"""

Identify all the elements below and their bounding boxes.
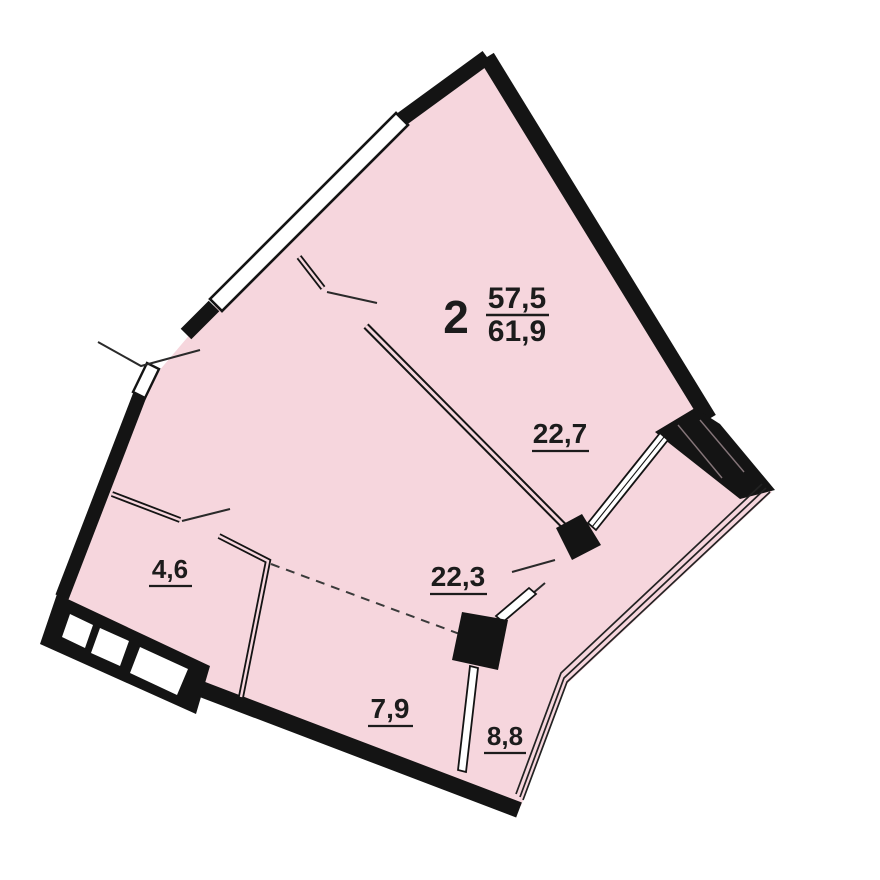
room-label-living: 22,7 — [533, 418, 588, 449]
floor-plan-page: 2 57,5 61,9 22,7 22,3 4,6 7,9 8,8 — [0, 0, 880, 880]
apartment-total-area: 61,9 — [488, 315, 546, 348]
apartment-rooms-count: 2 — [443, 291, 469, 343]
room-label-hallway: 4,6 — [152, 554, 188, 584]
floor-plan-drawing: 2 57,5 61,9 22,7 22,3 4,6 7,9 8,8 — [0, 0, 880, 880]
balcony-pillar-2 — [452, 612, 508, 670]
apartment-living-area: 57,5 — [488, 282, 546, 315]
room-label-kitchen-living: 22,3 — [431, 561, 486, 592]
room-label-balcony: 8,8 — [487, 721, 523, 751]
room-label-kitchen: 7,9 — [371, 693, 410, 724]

"""

Print every line of the material above word for word, and leave the picture out.

Identify all the elements below and their bounding boxes.
room-label-living: 22,7 — [533, 418, 588, 449]
floor-plan-page: 2 57,5 61,9 22,7 22,3 4,6 7,9 8,8 — [0, 0, 880, 880]
apartment-total-area: 61,9 — [488, 315, 546, 348]
apartment-rooms-count: 2 — [443, 291, 469, 343]
room-label-hallway: 4,6 — [152, 554, 188, 584]
floor-plan-drawing: 2 57,5 61,9 22,7 22,3 4,6 7,9 8,8 — [0, 0, 880, 880]
balcony-pillar-2 — [452, 612, 508, 670]
apartment-living-area: 57,5 — [488, 282, 546, 315]
room-label-kitchen-living: 22,3 — [431, 561, 486, 592]
room-label-balcony: 8,8 — [487, 721, 523, 751]
room-label-kitchen: 7,9 — [371, 693, 410, 724]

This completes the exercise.